• **Activity**
Where the word "Greek" shows up in the entries below, please copy the whole line.

(Entries taken from a collection)

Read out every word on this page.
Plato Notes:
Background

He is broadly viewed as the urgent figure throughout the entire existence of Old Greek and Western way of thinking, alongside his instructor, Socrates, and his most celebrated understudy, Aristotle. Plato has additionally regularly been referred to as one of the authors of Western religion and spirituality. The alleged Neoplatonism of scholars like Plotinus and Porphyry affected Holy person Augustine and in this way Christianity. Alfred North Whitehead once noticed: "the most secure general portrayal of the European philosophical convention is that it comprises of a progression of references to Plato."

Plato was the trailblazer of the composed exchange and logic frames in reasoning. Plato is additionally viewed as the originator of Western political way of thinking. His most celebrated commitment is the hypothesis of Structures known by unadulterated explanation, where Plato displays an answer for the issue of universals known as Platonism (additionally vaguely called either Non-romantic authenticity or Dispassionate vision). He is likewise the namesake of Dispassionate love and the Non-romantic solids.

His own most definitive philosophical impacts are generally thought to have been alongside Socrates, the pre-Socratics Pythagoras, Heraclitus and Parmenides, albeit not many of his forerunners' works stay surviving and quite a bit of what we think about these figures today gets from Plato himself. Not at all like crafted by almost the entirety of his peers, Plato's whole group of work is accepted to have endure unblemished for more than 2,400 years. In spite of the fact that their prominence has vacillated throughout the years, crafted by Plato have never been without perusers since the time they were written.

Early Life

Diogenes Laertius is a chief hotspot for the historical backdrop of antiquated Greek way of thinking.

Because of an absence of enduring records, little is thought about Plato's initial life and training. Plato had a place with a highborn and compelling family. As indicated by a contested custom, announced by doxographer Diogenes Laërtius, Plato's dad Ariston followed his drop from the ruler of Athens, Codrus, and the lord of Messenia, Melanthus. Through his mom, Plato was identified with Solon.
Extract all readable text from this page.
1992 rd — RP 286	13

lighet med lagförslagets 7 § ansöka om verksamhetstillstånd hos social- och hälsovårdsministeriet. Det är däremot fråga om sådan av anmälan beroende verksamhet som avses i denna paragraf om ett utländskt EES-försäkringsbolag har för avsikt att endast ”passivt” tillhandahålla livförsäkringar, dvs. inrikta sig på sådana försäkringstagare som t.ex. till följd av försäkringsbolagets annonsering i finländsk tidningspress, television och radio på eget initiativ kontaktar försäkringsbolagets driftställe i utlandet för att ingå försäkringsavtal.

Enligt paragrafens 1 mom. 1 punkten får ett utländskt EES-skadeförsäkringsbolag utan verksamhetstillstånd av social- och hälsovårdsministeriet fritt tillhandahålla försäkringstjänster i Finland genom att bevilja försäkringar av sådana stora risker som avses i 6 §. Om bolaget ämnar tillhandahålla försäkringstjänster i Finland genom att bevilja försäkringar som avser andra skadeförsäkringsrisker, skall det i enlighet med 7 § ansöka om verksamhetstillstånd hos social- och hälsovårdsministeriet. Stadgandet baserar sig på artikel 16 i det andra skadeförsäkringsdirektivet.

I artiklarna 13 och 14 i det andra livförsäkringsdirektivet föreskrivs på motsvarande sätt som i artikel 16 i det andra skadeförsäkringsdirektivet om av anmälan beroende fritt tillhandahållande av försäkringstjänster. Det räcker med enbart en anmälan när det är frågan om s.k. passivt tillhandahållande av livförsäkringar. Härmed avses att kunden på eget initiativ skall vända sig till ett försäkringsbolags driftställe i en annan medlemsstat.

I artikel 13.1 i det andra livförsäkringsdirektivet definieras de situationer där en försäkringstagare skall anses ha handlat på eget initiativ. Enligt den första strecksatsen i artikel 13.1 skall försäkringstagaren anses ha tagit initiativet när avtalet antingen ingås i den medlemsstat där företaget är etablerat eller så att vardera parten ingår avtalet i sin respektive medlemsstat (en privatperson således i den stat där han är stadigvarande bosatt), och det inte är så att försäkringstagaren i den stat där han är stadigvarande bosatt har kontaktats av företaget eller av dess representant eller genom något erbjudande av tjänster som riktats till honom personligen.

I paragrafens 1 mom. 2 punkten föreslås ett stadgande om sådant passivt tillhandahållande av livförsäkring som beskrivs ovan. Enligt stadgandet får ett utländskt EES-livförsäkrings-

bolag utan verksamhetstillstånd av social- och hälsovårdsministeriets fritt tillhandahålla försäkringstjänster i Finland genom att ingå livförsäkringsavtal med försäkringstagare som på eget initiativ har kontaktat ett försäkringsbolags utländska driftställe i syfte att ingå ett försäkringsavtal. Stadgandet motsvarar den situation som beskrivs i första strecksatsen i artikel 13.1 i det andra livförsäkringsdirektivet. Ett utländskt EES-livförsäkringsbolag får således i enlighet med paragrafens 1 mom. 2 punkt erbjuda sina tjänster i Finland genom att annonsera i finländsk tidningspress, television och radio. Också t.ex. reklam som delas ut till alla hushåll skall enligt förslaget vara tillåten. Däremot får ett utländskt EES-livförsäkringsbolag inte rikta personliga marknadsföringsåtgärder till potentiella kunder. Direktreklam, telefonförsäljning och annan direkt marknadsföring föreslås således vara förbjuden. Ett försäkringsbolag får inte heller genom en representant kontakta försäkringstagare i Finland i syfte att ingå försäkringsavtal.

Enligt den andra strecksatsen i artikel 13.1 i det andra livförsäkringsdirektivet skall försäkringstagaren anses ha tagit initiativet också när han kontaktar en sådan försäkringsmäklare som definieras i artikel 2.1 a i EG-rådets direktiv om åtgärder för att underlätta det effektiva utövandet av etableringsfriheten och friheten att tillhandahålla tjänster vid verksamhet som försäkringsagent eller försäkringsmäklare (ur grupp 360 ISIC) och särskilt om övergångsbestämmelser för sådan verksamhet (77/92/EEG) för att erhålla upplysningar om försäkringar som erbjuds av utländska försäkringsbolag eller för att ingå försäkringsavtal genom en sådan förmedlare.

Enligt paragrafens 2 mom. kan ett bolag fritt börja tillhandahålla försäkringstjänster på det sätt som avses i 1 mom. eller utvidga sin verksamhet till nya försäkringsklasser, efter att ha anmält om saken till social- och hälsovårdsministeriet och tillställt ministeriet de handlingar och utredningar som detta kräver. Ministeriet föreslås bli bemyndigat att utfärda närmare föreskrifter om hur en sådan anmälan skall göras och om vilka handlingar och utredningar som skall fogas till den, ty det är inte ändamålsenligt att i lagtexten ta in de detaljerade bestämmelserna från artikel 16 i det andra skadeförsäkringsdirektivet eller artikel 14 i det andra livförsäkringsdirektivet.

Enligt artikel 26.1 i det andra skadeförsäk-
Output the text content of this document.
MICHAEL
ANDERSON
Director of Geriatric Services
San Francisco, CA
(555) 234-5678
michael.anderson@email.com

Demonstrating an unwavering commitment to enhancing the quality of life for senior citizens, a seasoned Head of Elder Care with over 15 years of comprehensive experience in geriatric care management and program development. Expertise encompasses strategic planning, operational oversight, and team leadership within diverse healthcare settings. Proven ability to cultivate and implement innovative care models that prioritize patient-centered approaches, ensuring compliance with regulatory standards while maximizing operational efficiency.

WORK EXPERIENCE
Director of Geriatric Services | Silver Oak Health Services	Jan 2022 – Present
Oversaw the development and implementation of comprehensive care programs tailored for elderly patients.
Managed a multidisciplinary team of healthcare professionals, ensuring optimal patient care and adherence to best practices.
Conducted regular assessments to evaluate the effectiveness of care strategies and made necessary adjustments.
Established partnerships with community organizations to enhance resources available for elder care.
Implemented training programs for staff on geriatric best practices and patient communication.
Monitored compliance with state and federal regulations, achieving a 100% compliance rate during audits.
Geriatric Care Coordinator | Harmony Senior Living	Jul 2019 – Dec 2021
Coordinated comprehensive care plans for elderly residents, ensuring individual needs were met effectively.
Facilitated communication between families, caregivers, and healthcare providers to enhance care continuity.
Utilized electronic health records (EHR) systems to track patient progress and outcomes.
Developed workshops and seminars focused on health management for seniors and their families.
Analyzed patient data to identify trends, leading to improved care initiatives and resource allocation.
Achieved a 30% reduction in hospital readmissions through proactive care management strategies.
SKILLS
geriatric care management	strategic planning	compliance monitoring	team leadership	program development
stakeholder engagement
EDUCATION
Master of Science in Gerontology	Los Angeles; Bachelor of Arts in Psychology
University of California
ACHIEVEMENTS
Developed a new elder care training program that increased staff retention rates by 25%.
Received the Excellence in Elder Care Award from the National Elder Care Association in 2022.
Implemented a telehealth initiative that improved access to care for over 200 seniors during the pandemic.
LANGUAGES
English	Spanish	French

• **Written response**
He is broadly viewed as the urgent figure throughout the entire existence of Old Greek and Western way of thinking, alongside his instructor, Socrates, and his most celebrated understudy, Aristotle. Plato has additionally regularly been referred to as one of the authors of Western religion and spirituality. The alleged Neoplatonism of scholars like Plotinus and Porphyry affected Holy person Augustine and in this way Christianity. Alfred North Whitehead once noticed: "the most secure general portrayal of the European philosophical convention is that it comprises of a progression of references to Plato."
Diogenes Laertius is a chief hotspot for the historical backdrop of antiquated Greek way of thinking.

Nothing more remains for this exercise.